◆ **What is needed**:
Below is a block of records: output all of them exactly and leave out the pictures.

◆ **Records provided**:
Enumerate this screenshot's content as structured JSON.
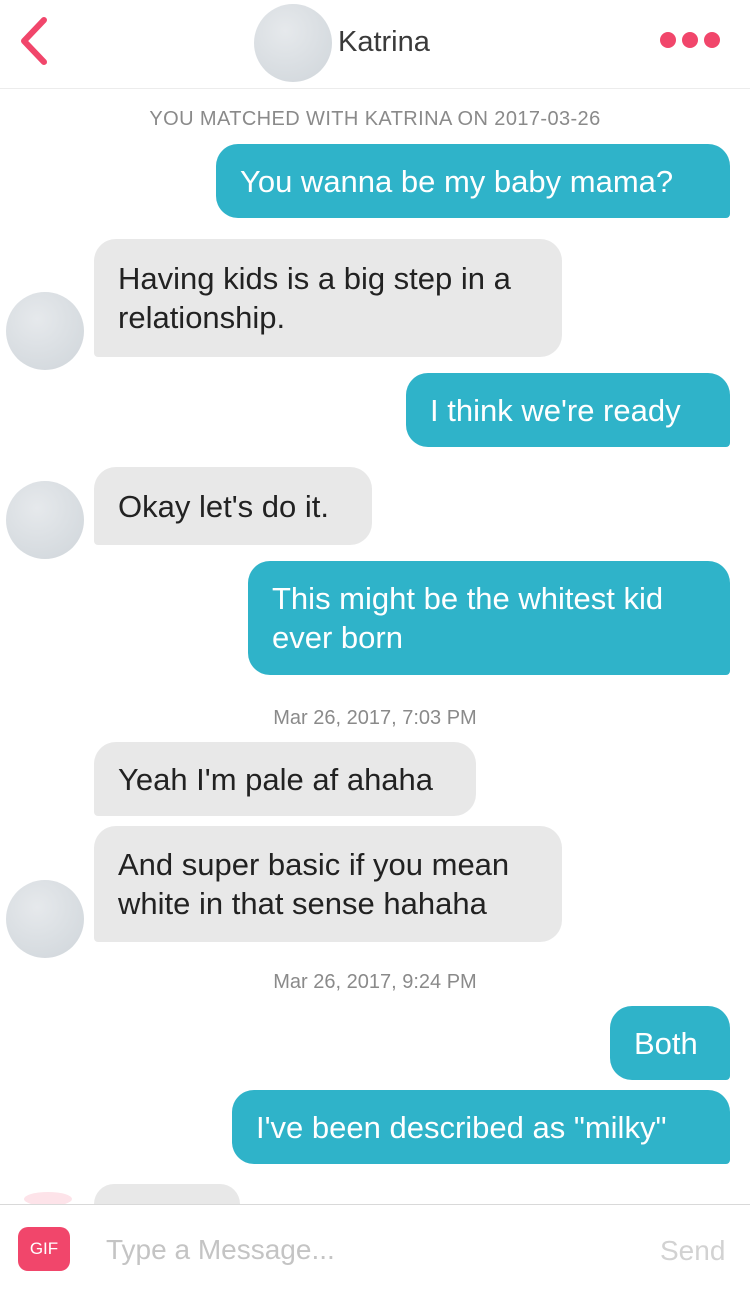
{
  "header": {
    "name": "Katrina"
  },
  "match_note": "YOU MATCHED WITH KATRINA ON 2017-03-26",
  "messages": [
    {
      "from": "me",
      "text": "You wanna be my baby mama?"
    },
    {
      "from": "them",
      "text": "Having kids is a big step in a relationship."
    },
    {
      "from": "me",
      "text": "I think we're ready"
    },
    {
      "from": "them",
      "text": "Okay let's do it."
    },
    {
      "from": "me",
      "text": "This might be the whitest kid ever born"
    },
    {
      "from": "them",
      "text": "Yeah I'm pale af ahaha"
    },
    {
      "from": "them",
      "text": "And super basic if you mean white in that sense hahaha"
    },
    {
      "from": "me",
      "text": "Both"
    },
    {
      "from": "me",
      "text": "I've been described as \"milky\""
    }
  ],
  "timestamps": [
    "Mar 26, 2017, 7:03 PM",
    "Mar 26, 2017, 9:24 PM"
  ],
  "composer": {
    "gif_label": "GIF",
    "placeholder": "Type a Message...",
    "send_label": "Send"
  },
  "colors": {
    "accent": "#f1466b",
    "outgoing_bubble": "#2fb3c9",
    "incoming_bubble": "#e8e8e8"
  }
}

◆ **Correct result**:
Enumerate this screenshot's content as structured JSON.
{
  "header": {
    "name": "Katrina"
  },
  "match_note": "YOU MATCHED WITH KATRINA ON 2017-03-26",
  "messages": [
    {
      "from": "me",
      "text": "You wanna be my baby mama?"
    },
    {
      "from": "them",
      "text": "Having kids is a big step in a relationship."
    },
    {
      "from": "me",
      "text": "I think we're ready"
    },
    {
      "from": "them",
      "text": "Okay let's do it."
    },
    {
      "from": "me",
      "text": "This might be the whitest kid ever born"
    },
    {
      "from": "them",
      "text": "Yeah I'm pale af ahaha"
    },
    {
      "from": "them",
      "text": "And super basic if you mean white in that sense hahaha"
    },
    {
      "from": "me",
      "text": "Both"
    },
    {
      "from": "me",
      "text": "I've been described as \"milky\""
    }
  ],
  "timestamps": [
    "Mar 26, 2017, 7:03 PM",
    "Mar 26, 2017, 9:24 PM"
  ],
  "composer": {
    "gif_label": "GIF",
    "placeholder": "Type a Message...",
    "send_label": "Send"
  },
  "colors": {
    "accent": "#f1466b",
    "outgoing_bubble": "#2fb3c9",
    "incoming_bubble": "#e8e8e8"
  }
}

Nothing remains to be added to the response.